Task goal: Please print all of the material below, word for word.

Records:
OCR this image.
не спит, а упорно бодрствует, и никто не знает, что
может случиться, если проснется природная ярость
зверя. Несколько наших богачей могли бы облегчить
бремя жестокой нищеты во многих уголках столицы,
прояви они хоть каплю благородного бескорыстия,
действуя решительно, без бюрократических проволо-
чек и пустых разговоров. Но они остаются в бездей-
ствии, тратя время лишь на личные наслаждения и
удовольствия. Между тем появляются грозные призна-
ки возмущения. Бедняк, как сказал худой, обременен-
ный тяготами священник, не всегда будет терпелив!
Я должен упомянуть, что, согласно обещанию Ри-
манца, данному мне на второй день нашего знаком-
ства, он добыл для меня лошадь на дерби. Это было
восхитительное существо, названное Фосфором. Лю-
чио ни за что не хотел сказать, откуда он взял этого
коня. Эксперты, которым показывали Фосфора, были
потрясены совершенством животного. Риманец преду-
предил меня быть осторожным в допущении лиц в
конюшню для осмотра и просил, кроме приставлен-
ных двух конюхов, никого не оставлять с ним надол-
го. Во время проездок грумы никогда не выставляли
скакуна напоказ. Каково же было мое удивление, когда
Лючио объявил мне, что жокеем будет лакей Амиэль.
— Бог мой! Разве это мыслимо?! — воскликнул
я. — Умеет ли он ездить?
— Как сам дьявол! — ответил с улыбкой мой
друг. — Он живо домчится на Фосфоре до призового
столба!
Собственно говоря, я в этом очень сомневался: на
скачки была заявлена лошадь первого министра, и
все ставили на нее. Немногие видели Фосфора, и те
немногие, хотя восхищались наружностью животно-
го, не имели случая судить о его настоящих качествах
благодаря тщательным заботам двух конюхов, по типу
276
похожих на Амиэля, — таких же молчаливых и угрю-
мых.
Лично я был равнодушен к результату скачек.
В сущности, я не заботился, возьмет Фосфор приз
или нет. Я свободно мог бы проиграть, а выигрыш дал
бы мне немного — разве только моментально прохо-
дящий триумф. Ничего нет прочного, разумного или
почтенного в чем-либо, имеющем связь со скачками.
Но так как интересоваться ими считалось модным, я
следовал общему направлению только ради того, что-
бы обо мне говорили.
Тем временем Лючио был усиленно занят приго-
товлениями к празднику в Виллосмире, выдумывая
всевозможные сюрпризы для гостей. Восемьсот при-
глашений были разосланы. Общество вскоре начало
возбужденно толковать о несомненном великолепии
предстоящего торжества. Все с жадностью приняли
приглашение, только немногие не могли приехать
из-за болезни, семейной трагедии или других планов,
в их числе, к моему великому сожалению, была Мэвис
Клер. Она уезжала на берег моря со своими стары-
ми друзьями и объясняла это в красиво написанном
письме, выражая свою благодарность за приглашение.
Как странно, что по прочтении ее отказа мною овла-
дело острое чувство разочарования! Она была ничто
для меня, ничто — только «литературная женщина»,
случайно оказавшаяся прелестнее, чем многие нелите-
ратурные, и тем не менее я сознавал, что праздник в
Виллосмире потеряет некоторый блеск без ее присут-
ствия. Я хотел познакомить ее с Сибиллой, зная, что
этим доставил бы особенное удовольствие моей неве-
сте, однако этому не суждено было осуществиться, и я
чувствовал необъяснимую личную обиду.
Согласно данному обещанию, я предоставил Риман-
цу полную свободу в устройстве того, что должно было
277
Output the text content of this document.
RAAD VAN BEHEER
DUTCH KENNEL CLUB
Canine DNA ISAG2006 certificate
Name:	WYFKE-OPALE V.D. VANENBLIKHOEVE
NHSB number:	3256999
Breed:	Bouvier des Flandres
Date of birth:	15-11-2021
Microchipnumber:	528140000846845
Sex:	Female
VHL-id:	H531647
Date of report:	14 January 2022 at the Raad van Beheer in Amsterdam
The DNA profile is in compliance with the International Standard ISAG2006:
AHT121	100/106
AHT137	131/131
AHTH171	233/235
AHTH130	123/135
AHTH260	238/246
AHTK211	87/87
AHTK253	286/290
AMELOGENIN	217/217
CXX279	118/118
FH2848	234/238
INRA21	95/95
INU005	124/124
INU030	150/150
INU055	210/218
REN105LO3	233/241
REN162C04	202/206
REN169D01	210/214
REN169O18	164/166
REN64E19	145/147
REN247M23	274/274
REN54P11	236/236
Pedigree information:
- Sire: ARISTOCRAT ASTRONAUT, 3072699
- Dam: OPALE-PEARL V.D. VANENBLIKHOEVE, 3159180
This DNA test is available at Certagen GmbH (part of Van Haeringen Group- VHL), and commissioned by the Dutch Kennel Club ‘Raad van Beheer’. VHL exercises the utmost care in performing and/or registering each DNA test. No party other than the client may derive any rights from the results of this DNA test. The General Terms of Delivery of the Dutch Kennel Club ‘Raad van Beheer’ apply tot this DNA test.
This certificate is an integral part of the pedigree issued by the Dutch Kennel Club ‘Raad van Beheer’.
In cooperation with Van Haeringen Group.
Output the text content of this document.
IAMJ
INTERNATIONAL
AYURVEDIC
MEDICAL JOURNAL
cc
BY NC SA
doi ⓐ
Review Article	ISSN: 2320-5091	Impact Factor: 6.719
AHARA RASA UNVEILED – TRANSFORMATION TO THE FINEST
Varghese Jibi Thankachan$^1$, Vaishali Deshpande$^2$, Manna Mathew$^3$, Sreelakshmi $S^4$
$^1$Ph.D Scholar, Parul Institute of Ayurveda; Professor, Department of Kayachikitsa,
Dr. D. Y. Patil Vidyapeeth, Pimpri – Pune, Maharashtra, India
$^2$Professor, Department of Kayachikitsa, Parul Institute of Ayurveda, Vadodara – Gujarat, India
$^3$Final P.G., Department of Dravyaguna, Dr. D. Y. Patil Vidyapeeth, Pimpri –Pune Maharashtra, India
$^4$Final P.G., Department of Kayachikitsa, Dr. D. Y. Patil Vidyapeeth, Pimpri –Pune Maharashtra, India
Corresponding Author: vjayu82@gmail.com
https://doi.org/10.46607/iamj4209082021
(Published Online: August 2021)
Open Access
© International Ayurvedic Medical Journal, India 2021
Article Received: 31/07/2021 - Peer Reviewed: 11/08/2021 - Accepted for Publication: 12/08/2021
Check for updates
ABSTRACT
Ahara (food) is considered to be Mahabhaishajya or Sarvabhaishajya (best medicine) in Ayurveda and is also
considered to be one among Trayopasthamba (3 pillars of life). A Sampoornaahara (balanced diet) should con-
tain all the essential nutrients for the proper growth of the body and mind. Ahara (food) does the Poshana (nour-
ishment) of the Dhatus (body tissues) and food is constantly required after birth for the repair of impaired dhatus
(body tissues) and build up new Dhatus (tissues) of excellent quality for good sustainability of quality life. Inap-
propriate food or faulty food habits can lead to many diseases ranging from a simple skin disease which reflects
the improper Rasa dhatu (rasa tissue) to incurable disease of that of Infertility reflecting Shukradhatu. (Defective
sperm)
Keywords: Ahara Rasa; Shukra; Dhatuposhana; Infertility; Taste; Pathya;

Exercise response:
OCR this image.
не спит, а упорно бодрствует, и никто не знает, что
может случиться, если проснется природная ярость
зверя. Несколько наших богачей могли бы облегчить
бремя жестокой нищеты во многих уголках столицы,
прояви они хоть каплю благородного бескорыстия,
действуя решительно, без бюрократических проволо-
чек и пустых разговоров. Но они остаются в бездей-
ствии, тратя время лишь на личные наслаждения и
удовольствия. Между тем появляются грозные призна-
ки возмущения. Бедняк, как сказал худой, обременен-
ный тяготами священник, не всегда будет терпелив!
Я должен упомянуть, что, согласно обещанию Ри-
манца, данному мне на второй день нашего знаком-
ства, он добыл для меня лошадь на дерби. Это было
восхитительное существо, названное Фосфором. Лю-
чио ни за что не хотел сказать, откуда он взял этого
коня. Эксперты, которым показывали Фосфора, были
потрясены совершенством животного. Риманец преду-
предил меня быть осторожным в допущении лиц в
конюшню для осмотра и просил, кроме приставлен-
ных двух конюхов, никого не оставлять с ним надол-
го. Во время проездок грумы никогда не выставляли
скакуна напоказ. Каково же было мое удивление, когда
Лючио объявил мне, что жокеем будет лакей Амиэль.
— Бог мой! Разве это мыслимо?! — воскликнул
я. — Умеет ли он ездить?
— Как сам дьявол! — ответил с улыбкой мой
друг. — Он живо домчится на Фосфоре до призового
столба!
Собственно говоря, я в этом очень сомневался: на
скачки была заявлена лошадь первого министра, и
все ставили на нее. Немногие видели Фосфора, и те
немногие, хотя восхищались наружностью животно-
го, не имели случая судить о его настоящих качествах
благодаря тщательным заботам двух конюхов, по типу
276
похожих на Амиэля, — таких же молчаливых и угрю-
мых.
Лично я был равнодушен к результату скачек.
В сущности, я не заботился, возьмет Фосфор приз
или нет. Я свободно мог бы проиграть, а выигрыш дал
бы мне немного — разве только моментально прохо-
дящий триумф. Ничего нет прочного, разумного или
почтенного в чем-либо, имеющем связь со скачками.
Но так как интересоваться ими считалось модным, я
следовал общему направлению только ради того, что-
бы обо мне говорили.
Тем временем Лючио был усиленно занят приго-
товлениями к празднику в Виллосмире, выдумывая
всевозможные сюрпризы для гостей. Восемьсот при-
глашений были разосланы. Общество вскоре начало
возбужденно толковать о несомненном великолепии
предстоящего торжества. Все с жадностью приняли
приглашение, только немногие не могли приехать
из-за болезни, семейной трагедии или других планов,
в их числе, к моему великому сожалению, была Мэвис
Клер. Она уезжала на берег моря со своими стары-
ми друзьями и объясняла это в красиво написанном
письме, выражая свою благодарность за приглашение.
Как странно, что по прочтении ее отказа мною овла-
дело острое чувство разочарования! Она была ничто
для меня, ничто — только «литературная женщина»,
случайно оказавшаяся прелестнее, чем многие нелите-
ратурные, и тем не менее я сознавал, что праздник в
Виллосмире потеряет некоторый блеск без ее присут-
ствия. Я хотел познакомить ее с Сибиллой, зная, что
этим доставил бы особенное удовольствие моей неве-
сте, однако этому не суждено было осуществиться, и я
чувствовал необъяснимую личную обиду.
Согласно данному обещанию, я предоставил Риман-
цу полную свободу в устройстве того, что должно было
277
Output the text content of this document.
RAAD VAN BEHEER
DUTCH KENNEL CLUB
Canine DNA ISAG2006 certificate
Name:	WYFKE-OPALE V.D. VANENBLIKHOEVE
NHSB number:	3256999
Breed:	Bouvier des Flandres
Date of birth:	15-11-2021
Microchipnumber:	528140000846845
Sex:	Female
VHL-id:	H531647
Date of report:	14 January 2022 at the Raad van Beheer in Amsterdam
The DNA profile is in compliance with the International Standard ISAG2006:
AHT121	100/106
AHT137	131/131
AHTH171	233/235
AHTH130	123/135
AHTH260	238/246
AHTK211	87/87
AHTK253	286/290
AMELOGENIN	217/217
CXX279	118/118
FH2848	234/238
INRA21	95/95
INU005	124/124
INU030	150/150
INU055	210/218
REN105LO3	233/241
REN162C04	202/206
REN169D01	210/214
REN169O18	164/166
REN64E19	145/147
REN247M23	274/274
REN54P11	236/236
Pedigree information:
- Sire: ARISTOCRAT ASTRONAUT, 3072699
- Dam: OPALE-PEARL V.D. VANENBLIKHOEVE, 3159180
This DNA test is available at Certagen GmbH (part of Van Haeringen Group- VHL), and commissioned by the Dutch Kennel Club ‘Raad van Beheer’. VHL exercises the utmost care in performing and/or registering each DNA test. No party other than the client may derive any rights from the results of this DNA test. The General Terms of Delivery of the Dutch Kennel Club ‘Raad van Beheer’ apply tot this DNA test.
This certificate is an integral part of the pedigree issued by the Dutch Kennel Club ‘Raad van Beheer’.
In cooperation with Van Haeringen Group.
Output the text content of this document.
IAMJ
INTERNATIONAL
AYURVEDIC
MEDICAL JOURNAL
cc
BY NC SA
doi ⓐ
Review Article	ISSN: 2320-5091	Impact Factor: 6.719
AHARA RASA UNVEILED – TRANSFORMATION TO THE FINEST
Varghese Jibi Thankachan$^1$, Vaishali Deshpande$^2$, Manna Mathew$^3$, Sreelakshmi $S^4$
$^1$Ph.D Scholar, Parul Institute of Ayurveda; Professor, Department of Kayachikitsa,
Dr. D. Y. Patil Vidyapeeth, Pimpri – Pune, Maharashtra, India
$^2$Professor, Department of Kayachikitsa, Parul Institute of Ayurveda, Vadodara – Gujarat, India
$^3$Final P.G., Department of Dravyaguna, Dr. D. Y. Patil Vidyapeeth, Pimpri –Pune Maharashtra, India
$^4$Final P.G., Department of Kayachikitsa, Dr. D. Y. Patil Vidyapeeth, Pimpri –Pune Maharashtra, India
Corresponding Author: vjayu82@gmail.com
https://doi.org/10.46607/iamj4209082021
(Published Online: August 2021)
Open Access
© International Ayurvedic Medical Journal, India 2021
Article Received: 31/07/2021 - Peer Reviewed: 11/08/2021 - Accepted for Publication: 12/08/2021
Check for updates
ABSTRACT
Ahara (food) is considered to be Mahabhaishajya or Sarvabhaishajya (best medicine) in Ayurveda and is also
considered to be one among Trayopasthamba (3 pillars of life). A Sampoornaahara (balanced diet) should con-
tain all the essential nutrients for the proper growth of the body and mind. Ahara (food) does the Poshana (nour-
ishment) of the Dhatus (body tissues) and food is constantly required after birth for the repair of impaired dhatus
(body tissues) and build up new Dhatus (tissues) of excellent quality for good sustainability of quality life. Inap-
propriate food or faulty food habits can lead to many diseases ranging from a simple skin disease which reflects
the improper Rasa dhatu (rasa tissue) to incurable disease of that of Infertility reflecting Shukradhatu. (Defective
sperm)
Keywords: Ahara Rasa; Shukra; Dhatuposhana; Infertility; Taste; Pathya;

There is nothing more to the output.